begin Data entries

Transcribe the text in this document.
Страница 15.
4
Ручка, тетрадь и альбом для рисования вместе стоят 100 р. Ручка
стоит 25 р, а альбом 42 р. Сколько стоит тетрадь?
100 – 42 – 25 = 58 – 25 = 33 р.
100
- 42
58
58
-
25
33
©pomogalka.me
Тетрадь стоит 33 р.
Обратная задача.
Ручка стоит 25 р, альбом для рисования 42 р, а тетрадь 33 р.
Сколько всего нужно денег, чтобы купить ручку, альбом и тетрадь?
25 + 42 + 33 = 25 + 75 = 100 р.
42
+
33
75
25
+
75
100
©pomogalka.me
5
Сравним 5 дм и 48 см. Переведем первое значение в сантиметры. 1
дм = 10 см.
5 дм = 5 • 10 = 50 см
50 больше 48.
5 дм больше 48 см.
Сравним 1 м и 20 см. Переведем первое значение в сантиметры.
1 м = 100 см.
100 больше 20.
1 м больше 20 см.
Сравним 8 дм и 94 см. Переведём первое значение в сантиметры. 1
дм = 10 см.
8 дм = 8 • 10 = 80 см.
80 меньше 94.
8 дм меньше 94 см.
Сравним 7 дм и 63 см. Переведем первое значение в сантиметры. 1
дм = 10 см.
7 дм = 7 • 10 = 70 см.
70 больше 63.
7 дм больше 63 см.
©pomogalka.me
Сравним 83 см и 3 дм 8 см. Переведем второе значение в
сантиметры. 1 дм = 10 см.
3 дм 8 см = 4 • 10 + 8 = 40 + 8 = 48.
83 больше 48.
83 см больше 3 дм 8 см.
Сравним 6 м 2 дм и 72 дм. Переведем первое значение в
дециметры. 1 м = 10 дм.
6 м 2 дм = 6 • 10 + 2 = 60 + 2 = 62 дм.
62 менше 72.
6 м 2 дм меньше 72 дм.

end Data entries

◆ Brief ◆
Reproduce the listing shown above in its entirety, exactly.

◆ Task output ◆
Transcribe the text in this document.
Страница 15.
4
Ручка, тетрадь и альбом для рисования вместе стоят 100 р. Ручка
стоит 25 р, а альбом 42 р. Сколько стоит тетрадь?
100 – 42 – 25 = 58 – 25 = 33 р.
100
- 42
58
58
-
25
33
©pomogalka.me
Тетрадь стоит 33 р.
Обратная задача.
Ручка стоит 25 р, альбом для рисования 42 р, а тетрадь 33 р.
Сколько всего нужно денег, чтобы купить ручку, альбом и тетрадь?
25 + 42 + 33 = 25 + 75 = 100 р.
42
+
33
75
25
+
75
100
©pomogalka.me
5
Сравним 5 дм и 48 см. Переведем первое значение в сантиметры. 1
дм = 10 см.
5 дм = 5 • 10 = 50 см
50 больше 48.
5 дм больше 48 см.
Сравним 1 м и 20 см. Переведем первое значение в сантиметры.
1 м = 100 см.
100 больше 20.
1 м больше 20 см.
Сравним 8 дм и 94 см. Переведём первое значение в сантиметры. 1
дм = 10 см.
8 дм = 8 • 10 = 80 см.
80 меньше 94.
8 дм меньше 94 см.
Сравним 7 дм и 63 см. Переведем первое значение в сантиметры. 1
дм = 10 см.
7 дм = 7 • 10 = 70 см.
70 больше 63.
7 дм больше 63 см.
©pomogalka.me
Сравним 83 см и 3 дм 8 см. Переведем второе значение в
сантиметры. 1 дм = 10 см.
3 дм 8 см = 4 • 10 + 8 = 40 + 8 = 48.
83 больше 48.
83 см больше 3 дм 8 см.
Сравним 6 м 2 дм и 72 дм. Переведем первое значение в
дециметры. 1 м = 10 дм.
6 м 2 дм = 6 • 10 + 2 = 60 + 2 = 62 дм.
62 менше 72.
6 м 2 дм меньше 72 дм.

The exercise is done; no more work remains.